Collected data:
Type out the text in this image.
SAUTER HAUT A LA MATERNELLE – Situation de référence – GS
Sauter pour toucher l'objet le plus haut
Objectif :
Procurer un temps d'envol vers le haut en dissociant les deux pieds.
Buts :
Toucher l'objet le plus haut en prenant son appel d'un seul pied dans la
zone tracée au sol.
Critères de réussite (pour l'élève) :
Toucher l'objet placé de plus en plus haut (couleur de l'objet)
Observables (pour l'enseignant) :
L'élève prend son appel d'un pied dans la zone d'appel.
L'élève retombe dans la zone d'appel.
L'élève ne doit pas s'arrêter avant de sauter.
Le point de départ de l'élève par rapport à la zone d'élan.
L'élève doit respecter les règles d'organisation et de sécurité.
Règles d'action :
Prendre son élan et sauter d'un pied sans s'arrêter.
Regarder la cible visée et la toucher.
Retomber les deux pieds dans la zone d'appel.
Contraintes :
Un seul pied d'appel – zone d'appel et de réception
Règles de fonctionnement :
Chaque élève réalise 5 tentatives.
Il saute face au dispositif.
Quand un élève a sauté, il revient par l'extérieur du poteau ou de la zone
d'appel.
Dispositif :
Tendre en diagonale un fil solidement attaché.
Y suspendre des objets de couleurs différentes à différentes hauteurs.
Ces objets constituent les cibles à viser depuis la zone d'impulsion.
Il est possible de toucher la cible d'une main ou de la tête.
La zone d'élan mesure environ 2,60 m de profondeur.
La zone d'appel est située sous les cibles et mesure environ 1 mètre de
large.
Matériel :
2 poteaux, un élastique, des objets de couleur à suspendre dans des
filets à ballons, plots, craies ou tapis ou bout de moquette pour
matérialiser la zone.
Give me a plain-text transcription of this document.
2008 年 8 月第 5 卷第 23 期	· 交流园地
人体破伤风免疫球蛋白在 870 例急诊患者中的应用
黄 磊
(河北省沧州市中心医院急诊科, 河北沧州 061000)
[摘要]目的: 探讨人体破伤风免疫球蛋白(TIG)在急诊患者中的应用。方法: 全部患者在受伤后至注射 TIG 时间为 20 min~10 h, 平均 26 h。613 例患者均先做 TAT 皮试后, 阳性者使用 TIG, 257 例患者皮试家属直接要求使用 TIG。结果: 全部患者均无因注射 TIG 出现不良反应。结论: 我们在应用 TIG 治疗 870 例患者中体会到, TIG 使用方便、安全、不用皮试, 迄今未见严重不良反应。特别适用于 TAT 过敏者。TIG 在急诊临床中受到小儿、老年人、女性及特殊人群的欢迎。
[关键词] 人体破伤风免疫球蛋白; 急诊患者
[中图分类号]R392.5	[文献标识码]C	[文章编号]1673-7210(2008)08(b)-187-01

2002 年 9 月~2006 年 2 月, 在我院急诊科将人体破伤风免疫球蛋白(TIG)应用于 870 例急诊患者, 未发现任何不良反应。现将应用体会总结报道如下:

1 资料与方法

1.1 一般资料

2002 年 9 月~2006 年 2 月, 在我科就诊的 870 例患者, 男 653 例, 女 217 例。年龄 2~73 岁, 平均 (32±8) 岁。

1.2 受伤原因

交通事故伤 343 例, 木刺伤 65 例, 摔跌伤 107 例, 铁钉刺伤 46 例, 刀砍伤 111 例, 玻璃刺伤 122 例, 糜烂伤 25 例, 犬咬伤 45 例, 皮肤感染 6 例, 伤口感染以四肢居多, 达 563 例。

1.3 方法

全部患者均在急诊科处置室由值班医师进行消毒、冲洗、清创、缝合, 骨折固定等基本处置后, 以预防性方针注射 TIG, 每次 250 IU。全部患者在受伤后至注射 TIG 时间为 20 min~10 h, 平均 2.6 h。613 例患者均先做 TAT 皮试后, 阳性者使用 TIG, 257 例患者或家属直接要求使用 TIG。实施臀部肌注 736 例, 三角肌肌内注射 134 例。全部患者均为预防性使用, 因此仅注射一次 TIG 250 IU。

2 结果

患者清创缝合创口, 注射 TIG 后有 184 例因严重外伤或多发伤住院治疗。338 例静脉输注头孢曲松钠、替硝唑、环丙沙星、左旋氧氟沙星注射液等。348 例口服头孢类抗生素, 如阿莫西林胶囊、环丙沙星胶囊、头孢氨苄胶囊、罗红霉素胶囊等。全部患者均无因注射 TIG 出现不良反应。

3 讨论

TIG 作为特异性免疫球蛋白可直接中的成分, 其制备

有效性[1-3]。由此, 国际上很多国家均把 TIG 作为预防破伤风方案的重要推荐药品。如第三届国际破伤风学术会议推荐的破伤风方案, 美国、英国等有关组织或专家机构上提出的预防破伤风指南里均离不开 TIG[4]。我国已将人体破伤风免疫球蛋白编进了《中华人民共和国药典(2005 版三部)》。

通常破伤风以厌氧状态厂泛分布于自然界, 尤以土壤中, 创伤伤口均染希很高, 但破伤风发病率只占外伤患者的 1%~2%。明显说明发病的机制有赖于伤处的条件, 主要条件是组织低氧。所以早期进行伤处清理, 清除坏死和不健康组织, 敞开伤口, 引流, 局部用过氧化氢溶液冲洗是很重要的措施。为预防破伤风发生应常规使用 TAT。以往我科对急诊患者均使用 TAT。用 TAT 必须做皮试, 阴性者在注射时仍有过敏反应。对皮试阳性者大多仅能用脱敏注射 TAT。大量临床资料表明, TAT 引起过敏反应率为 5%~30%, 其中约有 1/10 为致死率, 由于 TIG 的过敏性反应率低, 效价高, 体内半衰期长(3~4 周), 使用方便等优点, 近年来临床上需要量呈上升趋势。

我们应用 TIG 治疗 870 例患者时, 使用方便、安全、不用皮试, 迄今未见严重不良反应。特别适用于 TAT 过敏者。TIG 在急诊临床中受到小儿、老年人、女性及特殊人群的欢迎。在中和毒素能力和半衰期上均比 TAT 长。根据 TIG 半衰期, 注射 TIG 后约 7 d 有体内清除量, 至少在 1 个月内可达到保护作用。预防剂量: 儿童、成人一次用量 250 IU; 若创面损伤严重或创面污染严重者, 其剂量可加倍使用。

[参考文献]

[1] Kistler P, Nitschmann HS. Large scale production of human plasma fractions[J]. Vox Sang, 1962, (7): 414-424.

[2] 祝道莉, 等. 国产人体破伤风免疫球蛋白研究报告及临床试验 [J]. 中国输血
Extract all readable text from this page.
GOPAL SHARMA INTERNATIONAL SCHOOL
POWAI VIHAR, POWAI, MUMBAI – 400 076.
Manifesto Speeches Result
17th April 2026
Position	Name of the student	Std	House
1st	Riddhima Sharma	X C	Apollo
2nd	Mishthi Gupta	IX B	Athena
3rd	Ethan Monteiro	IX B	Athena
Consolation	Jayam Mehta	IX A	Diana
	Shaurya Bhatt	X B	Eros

### Short problem
The word "cibles" may appear on some lines of these records; state how many such lines there are, and nothing else.

### Response to the task
2